━━━ RECORDS SUPPLIED

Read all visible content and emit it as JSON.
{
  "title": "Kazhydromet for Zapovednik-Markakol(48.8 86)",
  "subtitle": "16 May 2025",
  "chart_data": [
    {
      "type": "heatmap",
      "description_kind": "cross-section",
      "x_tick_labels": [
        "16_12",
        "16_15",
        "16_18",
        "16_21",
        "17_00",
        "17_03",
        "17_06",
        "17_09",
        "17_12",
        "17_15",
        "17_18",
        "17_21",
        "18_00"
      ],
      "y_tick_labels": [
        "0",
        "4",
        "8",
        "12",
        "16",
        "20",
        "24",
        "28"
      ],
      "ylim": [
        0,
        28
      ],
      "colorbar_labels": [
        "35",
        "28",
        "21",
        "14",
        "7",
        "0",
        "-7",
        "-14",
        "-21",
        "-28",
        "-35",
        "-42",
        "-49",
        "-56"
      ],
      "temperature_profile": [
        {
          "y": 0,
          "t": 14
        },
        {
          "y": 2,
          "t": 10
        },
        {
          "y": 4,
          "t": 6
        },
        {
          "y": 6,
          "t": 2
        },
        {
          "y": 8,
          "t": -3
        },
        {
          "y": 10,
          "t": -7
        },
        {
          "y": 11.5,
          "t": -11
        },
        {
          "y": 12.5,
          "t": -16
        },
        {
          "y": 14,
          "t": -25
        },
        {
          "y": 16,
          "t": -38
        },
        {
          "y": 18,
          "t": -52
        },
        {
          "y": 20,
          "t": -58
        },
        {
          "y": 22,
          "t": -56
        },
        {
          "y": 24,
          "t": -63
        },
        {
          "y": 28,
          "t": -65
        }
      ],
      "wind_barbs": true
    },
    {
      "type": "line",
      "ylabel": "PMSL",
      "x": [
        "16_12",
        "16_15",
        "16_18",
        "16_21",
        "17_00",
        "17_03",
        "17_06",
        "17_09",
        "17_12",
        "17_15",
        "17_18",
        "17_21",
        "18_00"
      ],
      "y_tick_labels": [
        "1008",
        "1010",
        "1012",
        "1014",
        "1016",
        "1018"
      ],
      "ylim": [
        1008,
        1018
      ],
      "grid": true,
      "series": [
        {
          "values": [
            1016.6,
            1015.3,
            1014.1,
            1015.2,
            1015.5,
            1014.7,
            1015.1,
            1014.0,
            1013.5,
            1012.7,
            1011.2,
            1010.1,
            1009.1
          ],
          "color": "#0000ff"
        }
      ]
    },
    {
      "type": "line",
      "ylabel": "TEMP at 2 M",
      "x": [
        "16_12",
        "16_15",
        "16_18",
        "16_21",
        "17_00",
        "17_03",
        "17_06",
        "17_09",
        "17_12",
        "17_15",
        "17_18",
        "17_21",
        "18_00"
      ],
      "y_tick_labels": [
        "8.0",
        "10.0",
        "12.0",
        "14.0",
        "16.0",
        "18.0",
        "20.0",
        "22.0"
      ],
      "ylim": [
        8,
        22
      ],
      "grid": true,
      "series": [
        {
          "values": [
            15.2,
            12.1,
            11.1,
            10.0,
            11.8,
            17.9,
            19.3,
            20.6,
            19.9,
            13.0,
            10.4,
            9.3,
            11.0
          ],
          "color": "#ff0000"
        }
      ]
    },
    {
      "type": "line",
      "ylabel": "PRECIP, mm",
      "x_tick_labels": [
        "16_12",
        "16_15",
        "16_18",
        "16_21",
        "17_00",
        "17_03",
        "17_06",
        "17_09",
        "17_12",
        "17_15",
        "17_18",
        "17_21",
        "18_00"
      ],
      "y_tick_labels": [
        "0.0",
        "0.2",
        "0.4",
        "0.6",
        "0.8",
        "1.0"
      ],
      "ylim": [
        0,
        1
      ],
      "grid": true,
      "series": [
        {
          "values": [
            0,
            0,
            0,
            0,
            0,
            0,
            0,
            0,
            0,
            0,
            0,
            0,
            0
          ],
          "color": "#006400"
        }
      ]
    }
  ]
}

━━━━━━

## GIVEN EXERCISE
Every record shown above must be echoed exactly.

## PROBLEM SOLUTION
Read all visible content and emit it as JSON.
{
  "title": "Kazhydromet for Zapovednik-Markakol(48.8 86)",
  "subtitle": "16 May 2025",
  "chart_data": [
    {
      "type": "heatmap",
      "description_kind": "cross-section",
      "x_tick_labels": [
        "16_12",
        "16_15",
        "16_18",
        "16_21",
        "17_00",
        "17_03",
        "17_06",
        "17_09",
        "17_12",
        "17_15",
        "17_18",
        "17_21",
        "18_00"
      ],
      "y_tick_labels": [
        "0",
        "4",
        "8",
        "12",
        "16",
        "20",
        "24",
        "28"
      ],
      "ylim": [
        0,
        28
      ],
      "colorbar_labels": [
        "35",
        "28",
        "21",
        "14",
        "7",
        "0",
        "-7",
        "-14",
        "-21",
        "-28",
        "-35",
        "-42",
        "-49",
        "-56"
      ],
      "temperature_profile": [
        {
          "y": 0,
          "t": 14
        },
        {
          "y": 2,
          "t": 10
        },
        {
          "y": 4,
          "t": 6
        },
        {
          "y": 6,
          "t": 2
        },
        {
          "y": 8,
          "t": -3
        },
        {
          "y": 10,
          "t": -7
        },
        {
          "y": 11.5,
          "t": -11
        },
        {
          "y": 12.5,
          "t": -16
        },
        {
          "y": 14,
          "t": -25
        },
        {
          "y": 16,
          "t": -38
        },
        {
          "y": 18,
          "t": -52
        },
        {
          "y": 20,
          "t": -58
        },
        {
          "y": 22,
          "t": -56
        },
        {
          "y": 24,
          "t": -63
        },
        {
          "y": 28,
          "t": -65
        }
      ],
      "wind_barbs": true
    },
    {
      "type": "line",
      "ylabel": "PMSL",
      "x": [
        "16_12",
        "16_15",
        "16_18",
        "16_21",
        "17_00",
        "17_03",
        "17_06",
        "17_09",
        "17_12",
        "17_15",
        "17_18",
        "17_21",
        "18_00"
      ],
      "y_tick_labels": [
        "1008",
        "1010",
        "1012",
        "1014",
        "1016",
        "1018"
      ],
      "ylim": [
        1008,
        1018
      ],
      "grid": true,
      "series": [
        {
          "values": [
            1016.6,
            1015.3,
            1014.1,
            1015.2,
            1015.5,
            1014.7,
            1015.1,
            1014.0,
            1013.5,
            1012.7,
            1011.2,
            1010.1,
            1009.1
          ],
          "color": "#0000ff"
        }
      ]
    },
    {
      "type": "line",
      "ylabel": "TEMP at 2 M",
      "x": [
        "16_12",
        "16_15",
        "16_18",
        "16_21",
        "17_00",
        "17_03",
        "17_06",
        "17_09",
        "17_12",
        "17_15",
        "17_18",
        "17_21",
        "18_00"
      ],
      "y_tick_labels": [
        "8.0",
        "10.0",
        "12.0",
        "14.0",
        "16.0",
        "18.0",
        "20.0",
        "22.0"
      ],
      "ylim": [
        8,
        22
      ],
      "grid": true,
      "series": [
        {
          "values": [
            15.2,
            12.1,
            11.1,
            10.0,
            11.8,
            17.9,
            19.3,
            20.6,
            19.9,
            13.0,
            10.4,
            9.3,
            11.0
          ],
          "color": "#ff0000"
        }
      ]
    },
    {
      "type": "line",
      "ylabel": "PRECIP, mm",
      "x_tick_labels": [
        "16_12",
        "16_15",
        "16_18",
        "16_21",
        "17_00",
        "17_03",
        "17_06",
        "17_09",
        "17_12",
        "17_15",
        "17_18",
        "17_21",
        "18_00"
      ],
      "y_tick_labels": [
        "0.0",
        "0.2",
        "0.4",
        "0.6",
        "0.8",
        "1.0"
      ],
      "ylim": [
        0,
        1
      ],
      "grid": true,
      "series": [
        {
          "values": [
            0,
            0,
            0,
            0,
            0,
            0,
            0,
            0,
            0,
            0,
            0,
            0,
            0
          ],
          "color": "#006400"
        }
      ]
    }
  ]
}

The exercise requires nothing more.